=== ITEMS ===
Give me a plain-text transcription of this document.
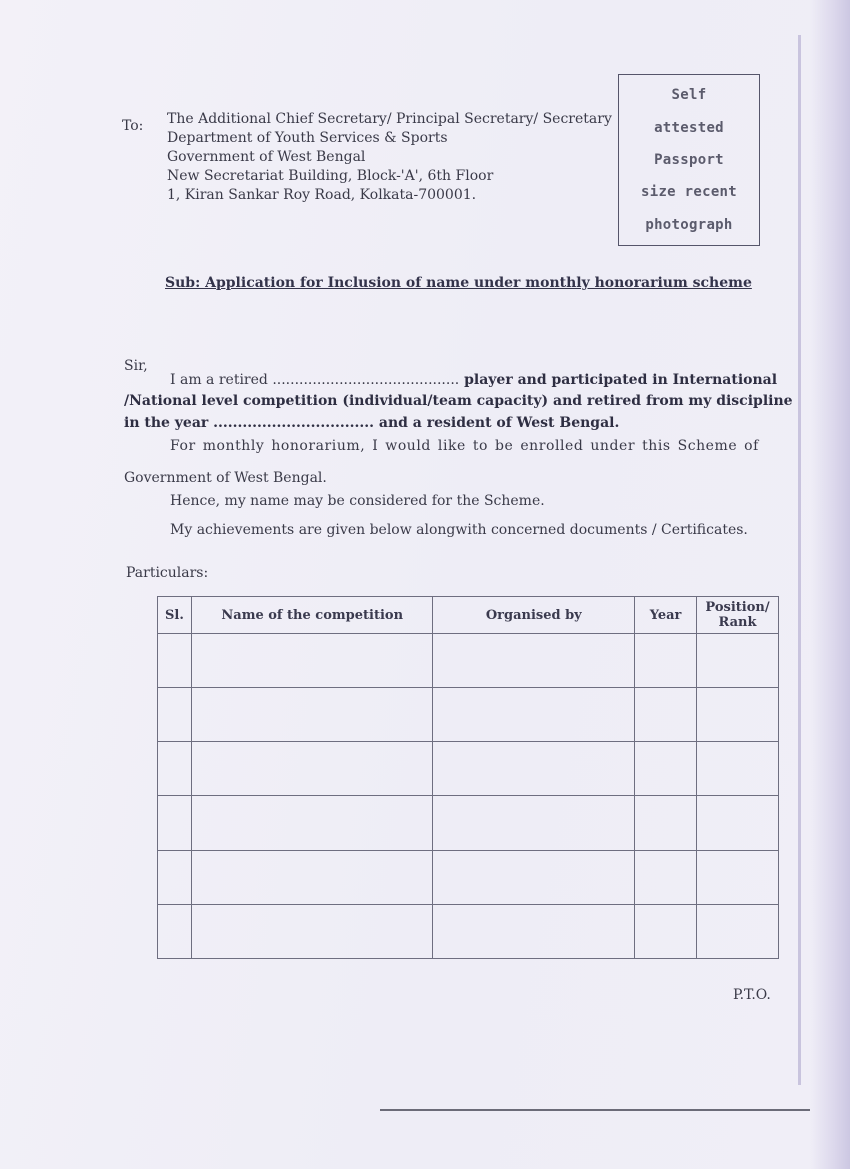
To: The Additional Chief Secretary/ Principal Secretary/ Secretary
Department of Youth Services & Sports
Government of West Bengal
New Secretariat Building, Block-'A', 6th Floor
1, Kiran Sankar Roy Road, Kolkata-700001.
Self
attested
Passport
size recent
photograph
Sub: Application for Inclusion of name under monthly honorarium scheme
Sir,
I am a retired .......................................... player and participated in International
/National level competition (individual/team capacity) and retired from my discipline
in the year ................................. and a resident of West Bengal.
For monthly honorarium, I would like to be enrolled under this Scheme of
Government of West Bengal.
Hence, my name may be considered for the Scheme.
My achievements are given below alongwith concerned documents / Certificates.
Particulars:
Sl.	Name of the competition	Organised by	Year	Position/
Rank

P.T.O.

=== YOUR TASK ===
Collect each line holding the string "this".

=== EXERCISE ANSWER ===
Give me a plain-text transcription of this document.
For monthly honorarium, I would like to be enrolled under this Scheme of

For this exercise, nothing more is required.